-- start of Records supplied --
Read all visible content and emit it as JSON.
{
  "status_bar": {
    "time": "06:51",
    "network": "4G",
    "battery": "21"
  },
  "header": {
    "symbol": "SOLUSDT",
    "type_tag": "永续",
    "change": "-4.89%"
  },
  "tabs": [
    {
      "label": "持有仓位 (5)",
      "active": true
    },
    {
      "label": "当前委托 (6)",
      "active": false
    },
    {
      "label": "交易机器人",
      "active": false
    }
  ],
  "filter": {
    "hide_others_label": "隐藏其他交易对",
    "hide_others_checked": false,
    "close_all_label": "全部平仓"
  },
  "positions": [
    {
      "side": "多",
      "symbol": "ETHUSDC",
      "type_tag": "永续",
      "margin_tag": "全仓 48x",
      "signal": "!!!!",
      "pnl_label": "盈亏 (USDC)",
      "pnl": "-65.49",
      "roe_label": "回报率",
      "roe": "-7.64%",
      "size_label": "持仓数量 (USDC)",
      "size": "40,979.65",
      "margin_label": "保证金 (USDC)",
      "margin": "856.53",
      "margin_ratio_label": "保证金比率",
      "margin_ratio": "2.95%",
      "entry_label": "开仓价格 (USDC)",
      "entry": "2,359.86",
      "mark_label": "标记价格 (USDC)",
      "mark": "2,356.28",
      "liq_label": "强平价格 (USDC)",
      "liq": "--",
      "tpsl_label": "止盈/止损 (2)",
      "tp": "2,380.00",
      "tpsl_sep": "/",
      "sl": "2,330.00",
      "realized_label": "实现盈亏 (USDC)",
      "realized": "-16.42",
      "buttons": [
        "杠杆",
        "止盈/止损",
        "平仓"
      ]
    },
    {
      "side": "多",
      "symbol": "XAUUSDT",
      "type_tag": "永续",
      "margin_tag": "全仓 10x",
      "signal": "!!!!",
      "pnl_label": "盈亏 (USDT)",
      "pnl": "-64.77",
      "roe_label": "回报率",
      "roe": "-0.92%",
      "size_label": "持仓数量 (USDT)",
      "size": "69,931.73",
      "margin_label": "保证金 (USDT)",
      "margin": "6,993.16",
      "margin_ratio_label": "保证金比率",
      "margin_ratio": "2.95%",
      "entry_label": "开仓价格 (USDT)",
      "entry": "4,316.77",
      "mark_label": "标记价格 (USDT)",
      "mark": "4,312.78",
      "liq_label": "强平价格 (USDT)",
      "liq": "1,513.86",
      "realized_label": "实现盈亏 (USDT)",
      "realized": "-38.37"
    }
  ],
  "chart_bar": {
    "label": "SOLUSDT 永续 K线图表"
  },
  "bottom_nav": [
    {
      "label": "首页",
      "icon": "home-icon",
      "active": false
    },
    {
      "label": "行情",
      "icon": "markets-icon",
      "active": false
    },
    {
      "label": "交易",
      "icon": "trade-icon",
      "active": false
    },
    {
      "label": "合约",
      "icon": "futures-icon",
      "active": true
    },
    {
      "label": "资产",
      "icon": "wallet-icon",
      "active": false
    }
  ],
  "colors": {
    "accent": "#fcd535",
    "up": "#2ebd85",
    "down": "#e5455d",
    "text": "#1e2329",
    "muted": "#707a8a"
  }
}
-- end of Records supplied --
**Exercise aim:**
Retype the listing. Match it exactly.

**Answer for this exercise:**
Read all visible content and emit it as JSON.
{
  "status_bar": {
    "time": "06:51",
    "network": "4G",
    "battery": "21"
  },
  "header": {
    "symbol": "SOLUSDT",
    "type_tag": "永续",
    "change": "-4.89%"
  },
  "tabs": [
    {
      "label": "持有仓位 (5)",
      "active": true
    },
    {
      "label": "当前委托 (6)",
      "active": false
    },
    {
      "label": "交易机器人",
      "active": false
    }
  ],
  "filter": {
    "hide_others_label": "隐藏其他交易对",
    "hide_others_checked": false,
    "close_all_label": "全部平仓"
  },
  "positions": [
    {
      "side": "多",
      "symbol": "ETHUSDC",
      "type_tag": "永续",
      "margin_tag": "全仓 48x",
      "signal": "!!!!",
      "pnl_label": "盈亏 (USDC)",
      "pnl": "-65.49",
      "roe_label": "回报率",
      "roe": "-7.64%",
      "size_label": "持仓数量 (USDC)",
      "size": "40,979.65",
      "margin_label": "保证金 (USDC)",
      "margin": "856.53",
      "margin_ratio_label": "保证金比率",
      "margin_ratio": "2.95%",
      "entry_label": "开仓价格 (USDC)",
      "entry": "2,359.86",
      "mark_label": "标记价格 (USDC)",
      "mark": "2,356.28",
      "liq_label": "强平价格 (USDC)",
      "liq": "--",
      "tpsl_label": "止盈/止损 (2)",
      "tp": "2,380.00",
      "tpsl_sep": "/",
      "sl": "2,330.00",
      "realized_label": "实现盈亏 (USDC)",
      "realized": "-16.42",
      "buttons": [
        "杠杆",
        "止盈/止损",
        "平仓"
      ]
    },
    {
      "side": "多",
      "symbol": "XAUUSDT",
      "type_tag": "永续",
      "margin_tag": "全仓 10x",
      "signal": "!!!!",
      "pnl_label": "盈亏 (USDT)",
      "pnl": "-64.77",
      "roe_label": "回报率",
      "roe": "-0.92%",
      "size_label": "持仓数量 (USDT)",
      "size": "69,931.73",
      "margin_label": "保证金 (USDT)",
      "margin": "6,993.16",
      "margin_ratio_label": "保证金比率",
      "margin_ratio": "2.95%",
      "entry_label": "开仓价格 (USDT)",
      "entry": "4,316.77",
      "mark_label": "标记价格 (USDT)",
      "mark": "4,312.78",
      "liq_label": "强平价格 (USDT)",
      "liq": "1,513.86",
      "realized_label": "实现盈亏 (USDT)",
      "realized": "-38.37"
    }
  ],
  "chart_bar": {
    "label": "SOLUSDT 永续 K线图表"
  },
  "bottom_nav": [
    {
      "label": "首页",
      "icon": "home-icon",
      "active": false
    },
    {
      "label": "行情",
      "icon": "markets-icon",
      "active": false
    },
    {
      "label": "交易",
      "icon": "trade-icon",
      "active": false
    },
    {
      "label": "合约",
      "icon": "futures-icon",
      "active": true
    },
    {
      "label": "资产",
      "icon": "wallet-icon",
      "active": false
    }
  ],
  "colors": {
    "accent": "#fcd535",
    "up": "#2ebd85",
    "down": "#e5455d",
    "text": "#1e2329",
    "muted": "#707a8a"
  }
}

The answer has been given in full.